→ Work required
Copy the data below exactly, omitting any picture it contains.

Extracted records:
»»

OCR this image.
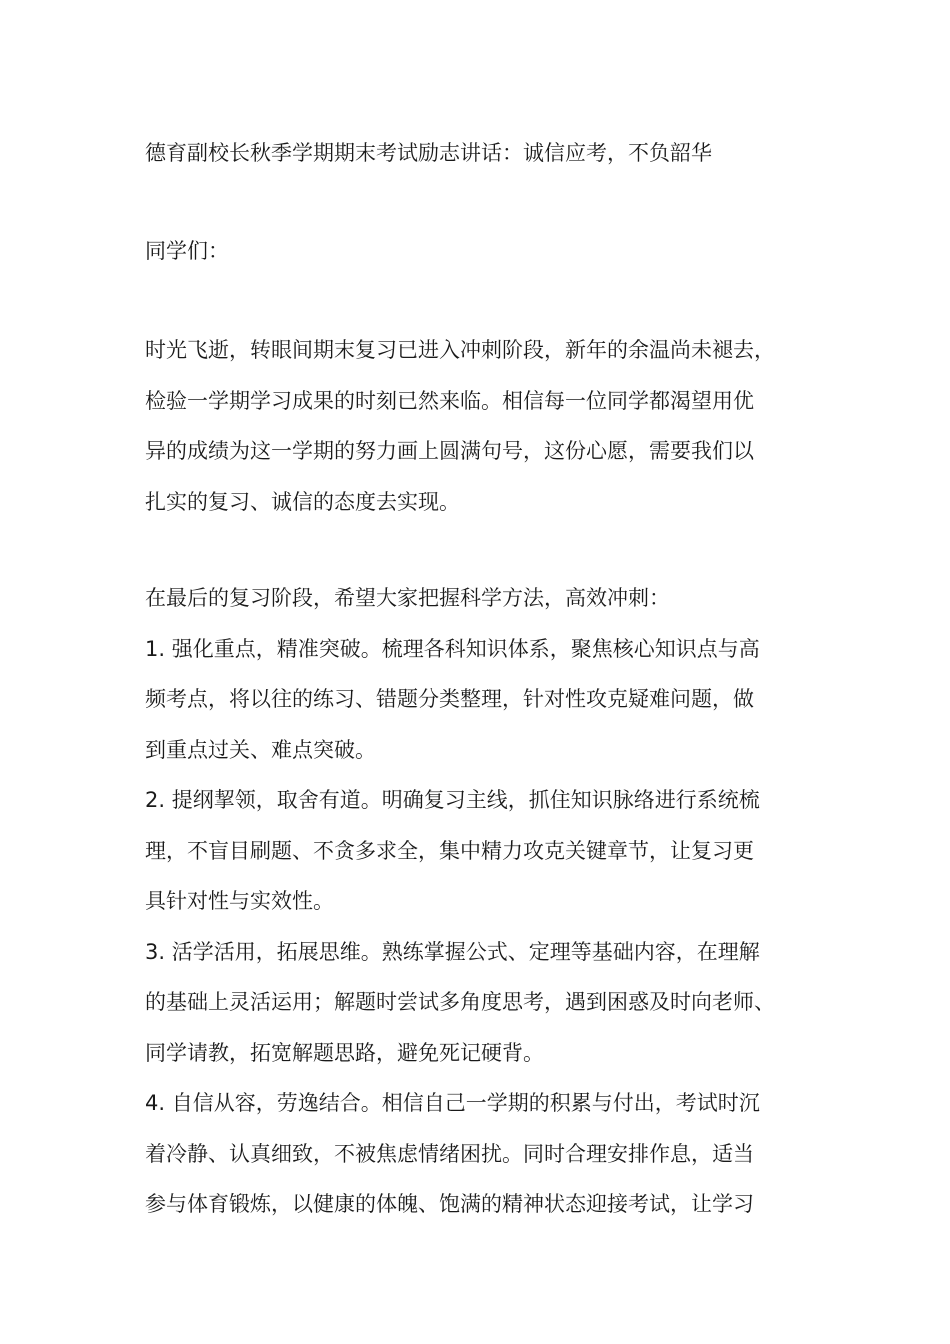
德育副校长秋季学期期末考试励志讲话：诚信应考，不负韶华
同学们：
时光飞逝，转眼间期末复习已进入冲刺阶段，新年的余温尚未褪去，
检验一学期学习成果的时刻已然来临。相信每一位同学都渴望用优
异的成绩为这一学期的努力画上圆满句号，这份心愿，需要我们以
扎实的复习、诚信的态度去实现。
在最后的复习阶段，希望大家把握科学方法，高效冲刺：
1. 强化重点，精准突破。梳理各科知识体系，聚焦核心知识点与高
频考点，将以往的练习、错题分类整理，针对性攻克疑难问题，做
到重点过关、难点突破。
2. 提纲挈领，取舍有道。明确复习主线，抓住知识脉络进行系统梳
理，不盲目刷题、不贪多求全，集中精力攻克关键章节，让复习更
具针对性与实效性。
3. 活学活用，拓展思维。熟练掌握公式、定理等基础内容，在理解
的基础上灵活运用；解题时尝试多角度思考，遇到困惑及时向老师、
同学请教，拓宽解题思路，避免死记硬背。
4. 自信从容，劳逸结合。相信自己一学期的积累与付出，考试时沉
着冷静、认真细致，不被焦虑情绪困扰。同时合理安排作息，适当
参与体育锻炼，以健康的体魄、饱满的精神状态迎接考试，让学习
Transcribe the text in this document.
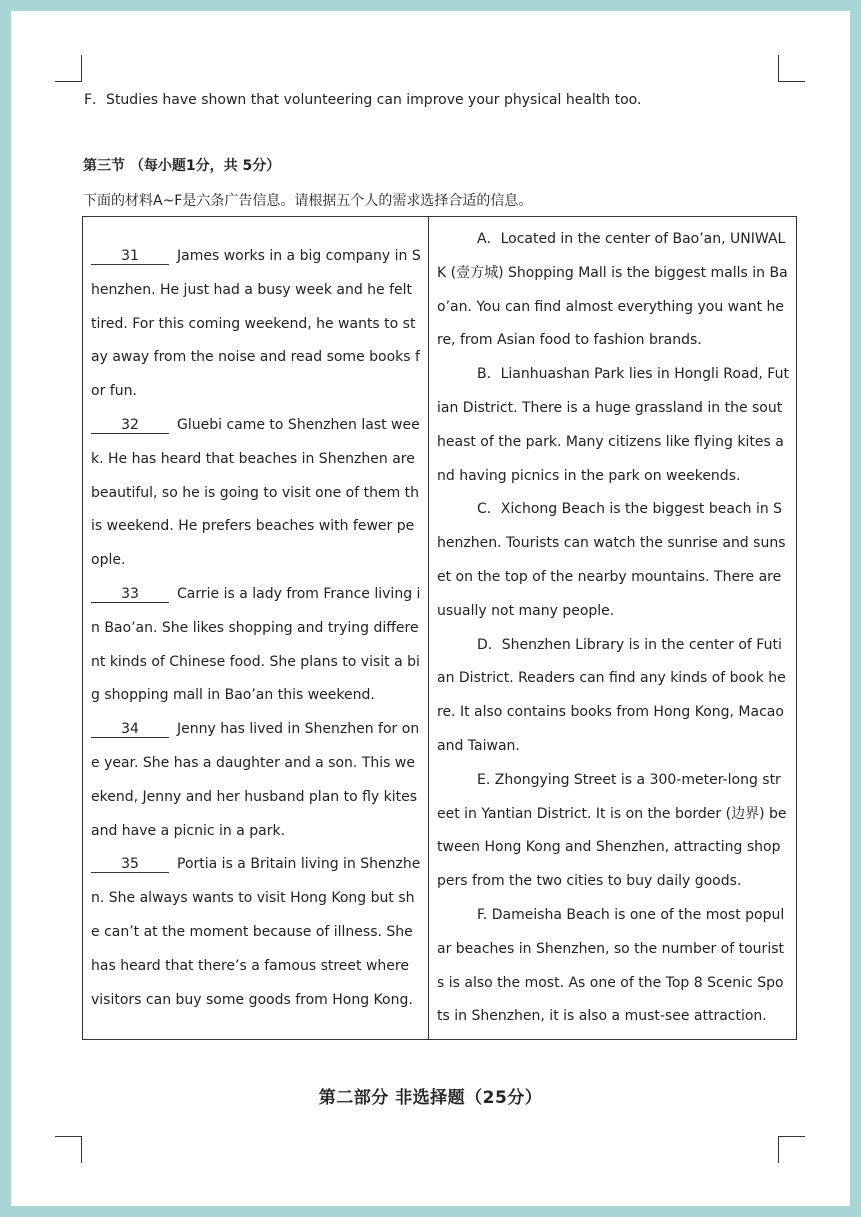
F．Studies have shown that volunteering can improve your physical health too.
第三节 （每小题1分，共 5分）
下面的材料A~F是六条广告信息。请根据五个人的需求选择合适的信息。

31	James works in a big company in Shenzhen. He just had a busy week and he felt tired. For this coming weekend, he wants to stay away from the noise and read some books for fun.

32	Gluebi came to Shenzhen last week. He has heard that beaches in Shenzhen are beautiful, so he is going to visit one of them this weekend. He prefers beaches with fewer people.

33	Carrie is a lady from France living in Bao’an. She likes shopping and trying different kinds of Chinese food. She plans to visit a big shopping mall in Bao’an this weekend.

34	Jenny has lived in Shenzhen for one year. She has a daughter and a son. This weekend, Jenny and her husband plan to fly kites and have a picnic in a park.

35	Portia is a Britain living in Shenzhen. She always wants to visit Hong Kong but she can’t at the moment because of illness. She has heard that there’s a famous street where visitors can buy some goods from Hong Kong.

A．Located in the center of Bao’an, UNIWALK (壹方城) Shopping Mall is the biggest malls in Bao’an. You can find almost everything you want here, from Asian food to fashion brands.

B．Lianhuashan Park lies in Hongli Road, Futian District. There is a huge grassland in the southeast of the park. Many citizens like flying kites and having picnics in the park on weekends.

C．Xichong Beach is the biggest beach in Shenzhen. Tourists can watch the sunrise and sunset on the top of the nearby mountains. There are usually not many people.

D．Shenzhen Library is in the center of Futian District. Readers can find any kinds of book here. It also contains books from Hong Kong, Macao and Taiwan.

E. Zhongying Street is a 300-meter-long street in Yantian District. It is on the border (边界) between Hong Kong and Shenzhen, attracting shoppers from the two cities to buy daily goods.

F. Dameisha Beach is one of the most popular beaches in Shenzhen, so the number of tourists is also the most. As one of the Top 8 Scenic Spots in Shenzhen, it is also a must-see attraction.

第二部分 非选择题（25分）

««

→ Written answer
OCR this image.
德育副校长秋季学期期末考试励志讲话：诚信应考，不负韶华
同学们：
时光飞逝，转眼间期末复习已进入冲刺阶段，新年的余温尚未褪去，
检验一学期学习成果的时刻已然来临。相信每一位同学都渴望用优
异的成绩为这一学期的努力画上圆满句号，这份心愿，需要我们以
扎实的复习、诚信的态度去实现。
在最后的复习阶段，希望大家把握科学方法，高效冲刺：
1. 强化重点，精准突破。梳理各科知识体系，聚焦核心知识点与高
频考点，将以往的练习、错题分类整理，针对性攻克疑难问题，做
到重点过关、难点突破。
2. 提纲挈领，取舍有道。明确复习主线，抓住知识脉络进行系统梳
理，不盲目刷题、不贪多求全，集中精力攻克关键章节，让复习更
具针对性与实效性。
3. 活学活用，拓展思维。熟练掌握公式、定理等基础内容，在理解
的基础上灵活运用；解题时尝试多角度思考，遇到困惑及时向老师、
同学请教，拓宽解题思路，避免死记硬背。
4. 自信从容，劳逸结合。相信自己一学期的积累与付出，考试时沉
着冷静、认真细致，不被焦虑情绪困扰。同时合理安排作息，适当
参与体育锻炼，以健康的体魄、饱满的精神状态迎接考试，让学习
Transcribe the text in this document.
F．Studies have shown that volunteering can improve your physical health too.
第三节 （每小题1分，共 5分）
下面的材料A~F是六条广告信息。请根据五个人的需求选择合适的信息。

31	James works in a big company in Shenzhen. He just had a busy week and he felt tired. For this coming weekend, he wants to stay away from the noise and read some books for fun.

32	Gluebi came to Shenzhen last week. He has heard that beaches in Shenzhen are beautiful, so he is going to visit one of them this weekend. He prefers beaches with fewer people.

33	Carrie is a lady from France living in Bao’an. She likes shopping and trying different kinds of Chinese food. She plans to visit a big shopping mall in Bao’an this weekend.

34	Jenny has lived in Shenzhen for one year. She has a daughter and a son. This weekend, Jenny and her husband plan to fly kites and have a picnic in a park.

35	Portia is a Britain living in Shenzhen. She always wants to visit Hong Kong but she can’t at the moment because of illness. She has heard that there’s a famous street where visitors can buy some goods from Hong Kong.

A．Located in the center of Bao’an, UNIWALK (壹方城) Shopping Mall is the biggest malls in Bao’an. You can find almost everything you want here, from Asian food to fashion brands.

B．Lianhuashan Park lies in Hongli Road, Futian District. There is a huge grassland in the southeast of the park. Many citizens like flying kites and having picnics in the park on weekends.

C．Xichong Beach is the biggest beach in Shenzhen. Tourists can watch the sunrise and sunset on the top of the nearby mountains. There are usually not many people.

D．Shenzhen Library is in the center of Futian District. Readers can find any kinds of book here. It also contains books from Hong Kong, Macao and Taiwan.

E. Zhongying Street is a 300-meter-long street in Yantian District. It is on the border (边界) between Hong Kong and Shenzhen, attracting shoppers from the two cities to buy daily goods.

F. Dameisha Beach is one of the most popular beaches in Shenzhen, so the number of tourists is also the most. As one of the Top 8 Scenic Spots in Shenzhen, it is also a must-see attraction.

第二部分 非选择题（25分）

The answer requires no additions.